## PROBLEM TO SOLVE
Show, in full, each line of the data that contains "JSON".
================
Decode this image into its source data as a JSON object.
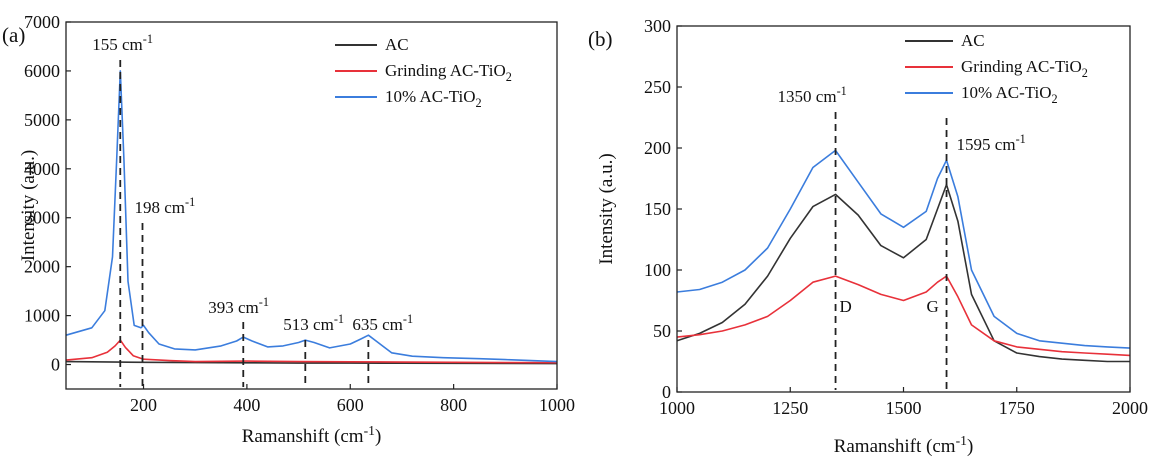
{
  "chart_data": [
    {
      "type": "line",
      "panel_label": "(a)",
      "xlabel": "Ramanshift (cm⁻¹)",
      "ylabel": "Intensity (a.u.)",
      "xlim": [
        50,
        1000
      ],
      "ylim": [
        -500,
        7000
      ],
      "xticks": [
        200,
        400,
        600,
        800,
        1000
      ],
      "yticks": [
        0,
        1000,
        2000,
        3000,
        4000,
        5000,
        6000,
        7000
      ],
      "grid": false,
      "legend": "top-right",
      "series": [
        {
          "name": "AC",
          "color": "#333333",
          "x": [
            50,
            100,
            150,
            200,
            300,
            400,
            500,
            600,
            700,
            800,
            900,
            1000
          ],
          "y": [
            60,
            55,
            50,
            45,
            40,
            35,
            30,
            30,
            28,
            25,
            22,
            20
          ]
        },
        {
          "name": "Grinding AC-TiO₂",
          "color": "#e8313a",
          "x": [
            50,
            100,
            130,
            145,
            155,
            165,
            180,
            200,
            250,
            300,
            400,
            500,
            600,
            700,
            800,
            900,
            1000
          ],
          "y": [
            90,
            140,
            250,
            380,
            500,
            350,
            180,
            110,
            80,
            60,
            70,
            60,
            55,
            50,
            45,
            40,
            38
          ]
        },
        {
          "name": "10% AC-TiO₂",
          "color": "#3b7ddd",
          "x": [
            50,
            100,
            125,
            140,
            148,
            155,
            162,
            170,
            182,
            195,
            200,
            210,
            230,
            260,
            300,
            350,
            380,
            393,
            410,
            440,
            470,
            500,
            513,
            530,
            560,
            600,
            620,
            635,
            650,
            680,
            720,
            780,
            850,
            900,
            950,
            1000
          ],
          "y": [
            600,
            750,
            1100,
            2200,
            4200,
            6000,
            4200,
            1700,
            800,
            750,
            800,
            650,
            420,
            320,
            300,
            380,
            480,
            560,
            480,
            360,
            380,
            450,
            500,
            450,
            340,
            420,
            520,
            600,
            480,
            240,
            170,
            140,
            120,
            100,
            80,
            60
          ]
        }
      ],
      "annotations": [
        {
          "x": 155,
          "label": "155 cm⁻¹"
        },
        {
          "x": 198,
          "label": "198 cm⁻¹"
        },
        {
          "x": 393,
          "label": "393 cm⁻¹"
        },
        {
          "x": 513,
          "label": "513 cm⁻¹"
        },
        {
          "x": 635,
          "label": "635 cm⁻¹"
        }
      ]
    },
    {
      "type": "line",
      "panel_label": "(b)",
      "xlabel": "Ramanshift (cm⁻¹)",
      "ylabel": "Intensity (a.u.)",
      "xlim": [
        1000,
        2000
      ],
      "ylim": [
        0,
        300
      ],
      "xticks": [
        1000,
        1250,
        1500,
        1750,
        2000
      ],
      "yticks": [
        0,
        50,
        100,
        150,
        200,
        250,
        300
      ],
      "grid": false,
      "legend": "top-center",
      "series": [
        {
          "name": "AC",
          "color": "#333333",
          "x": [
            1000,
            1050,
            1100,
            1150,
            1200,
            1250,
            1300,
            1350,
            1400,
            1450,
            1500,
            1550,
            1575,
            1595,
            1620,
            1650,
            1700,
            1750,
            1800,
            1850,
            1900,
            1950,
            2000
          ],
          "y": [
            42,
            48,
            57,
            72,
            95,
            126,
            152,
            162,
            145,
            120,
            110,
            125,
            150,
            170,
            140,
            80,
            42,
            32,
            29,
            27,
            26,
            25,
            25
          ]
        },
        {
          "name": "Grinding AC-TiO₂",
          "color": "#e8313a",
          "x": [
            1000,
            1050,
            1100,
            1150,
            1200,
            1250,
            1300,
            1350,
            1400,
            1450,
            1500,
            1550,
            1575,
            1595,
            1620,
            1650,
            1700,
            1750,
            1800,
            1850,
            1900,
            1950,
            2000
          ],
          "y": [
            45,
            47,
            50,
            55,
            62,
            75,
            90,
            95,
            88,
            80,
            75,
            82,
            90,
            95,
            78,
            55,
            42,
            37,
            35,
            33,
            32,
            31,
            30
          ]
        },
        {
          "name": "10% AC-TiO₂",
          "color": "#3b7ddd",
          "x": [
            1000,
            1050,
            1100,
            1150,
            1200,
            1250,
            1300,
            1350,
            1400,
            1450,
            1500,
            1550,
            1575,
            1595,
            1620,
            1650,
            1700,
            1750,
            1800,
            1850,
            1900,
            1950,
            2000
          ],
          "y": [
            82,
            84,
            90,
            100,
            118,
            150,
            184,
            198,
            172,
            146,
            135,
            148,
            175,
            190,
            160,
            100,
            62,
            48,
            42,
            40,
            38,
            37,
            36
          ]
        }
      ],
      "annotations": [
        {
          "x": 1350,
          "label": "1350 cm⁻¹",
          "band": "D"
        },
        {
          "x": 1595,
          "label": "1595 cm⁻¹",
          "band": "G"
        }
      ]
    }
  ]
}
================
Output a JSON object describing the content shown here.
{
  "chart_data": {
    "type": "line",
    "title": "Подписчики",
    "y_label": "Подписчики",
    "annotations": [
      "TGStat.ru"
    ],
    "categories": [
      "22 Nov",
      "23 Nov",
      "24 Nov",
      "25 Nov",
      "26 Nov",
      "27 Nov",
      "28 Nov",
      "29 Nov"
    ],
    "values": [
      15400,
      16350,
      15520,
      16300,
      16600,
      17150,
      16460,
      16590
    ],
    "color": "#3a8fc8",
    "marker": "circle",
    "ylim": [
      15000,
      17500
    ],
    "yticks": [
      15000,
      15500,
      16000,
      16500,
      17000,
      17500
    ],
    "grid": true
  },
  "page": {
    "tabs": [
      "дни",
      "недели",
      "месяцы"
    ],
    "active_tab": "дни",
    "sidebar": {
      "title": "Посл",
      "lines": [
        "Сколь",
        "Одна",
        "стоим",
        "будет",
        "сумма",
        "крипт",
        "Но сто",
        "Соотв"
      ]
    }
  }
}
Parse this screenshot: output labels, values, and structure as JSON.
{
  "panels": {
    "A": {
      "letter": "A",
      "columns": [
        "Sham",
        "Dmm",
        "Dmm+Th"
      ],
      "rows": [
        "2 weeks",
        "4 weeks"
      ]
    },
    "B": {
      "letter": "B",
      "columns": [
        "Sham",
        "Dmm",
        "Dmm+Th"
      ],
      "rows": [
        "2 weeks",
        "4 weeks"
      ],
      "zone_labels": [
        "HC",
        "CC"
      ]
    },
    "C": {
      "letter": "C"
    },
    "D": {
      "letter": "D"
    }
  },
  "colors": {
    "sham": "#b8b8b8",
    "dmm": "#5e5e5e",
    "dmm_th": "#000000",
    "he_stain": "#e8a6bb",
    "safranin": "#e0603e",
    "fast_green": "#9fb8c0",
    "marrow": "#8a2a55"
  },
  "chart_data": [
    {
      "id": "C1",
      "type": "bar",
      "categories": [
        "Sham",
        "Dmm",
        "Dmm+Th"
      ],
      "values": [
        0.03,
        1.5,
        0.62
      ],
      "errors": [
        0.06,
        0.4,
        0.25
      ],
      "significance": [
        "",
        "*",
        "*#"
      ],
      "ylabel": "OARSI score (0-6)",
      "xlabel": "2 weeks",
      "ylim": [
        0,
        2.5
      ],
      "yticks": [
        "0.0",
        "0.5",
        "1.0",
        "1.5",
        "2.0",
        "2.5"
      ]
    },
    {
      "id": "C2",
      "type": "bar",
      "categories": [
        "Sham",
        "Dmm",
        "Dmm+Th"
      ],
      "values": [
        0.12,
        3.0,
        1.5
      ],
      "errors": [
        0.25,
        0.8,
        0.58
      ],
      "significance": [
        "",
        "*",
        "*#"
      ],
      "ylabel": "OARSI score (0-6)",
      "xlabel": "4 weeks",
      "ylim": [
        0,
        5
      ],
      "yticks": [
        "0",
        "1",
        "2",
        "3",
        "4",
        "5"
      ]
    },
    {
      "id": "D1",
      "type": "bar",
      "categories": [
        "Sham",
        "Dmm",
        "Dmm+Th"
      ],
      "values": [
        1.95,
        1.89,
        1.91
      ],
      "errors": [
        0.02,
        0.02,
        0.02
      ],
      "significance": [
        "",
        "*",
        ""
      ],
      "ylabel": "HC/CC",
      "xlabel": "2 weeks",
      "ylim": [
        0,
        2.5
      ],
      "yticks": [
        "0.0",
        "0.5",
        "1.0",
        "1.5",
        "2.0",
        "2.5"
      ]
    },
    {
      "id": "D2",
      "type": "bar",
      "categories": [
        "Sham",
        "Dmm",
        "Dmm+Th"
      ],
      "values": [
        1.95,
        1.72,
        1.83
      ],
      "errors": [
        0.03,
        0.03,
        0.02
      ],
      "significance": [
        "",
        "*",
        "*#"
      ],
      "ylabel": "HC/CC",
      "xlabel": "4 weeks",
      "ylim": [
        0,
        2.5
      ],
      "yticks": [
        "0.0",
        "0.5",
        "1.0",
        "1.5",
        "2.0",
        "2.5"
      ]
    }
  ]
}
================
## EXERCISE RESULT
Decode this image into its source data as a JSON object.
Output a JSON object describing the content shown here.
Parse this screenshot: output labels, values, and structure as JSON.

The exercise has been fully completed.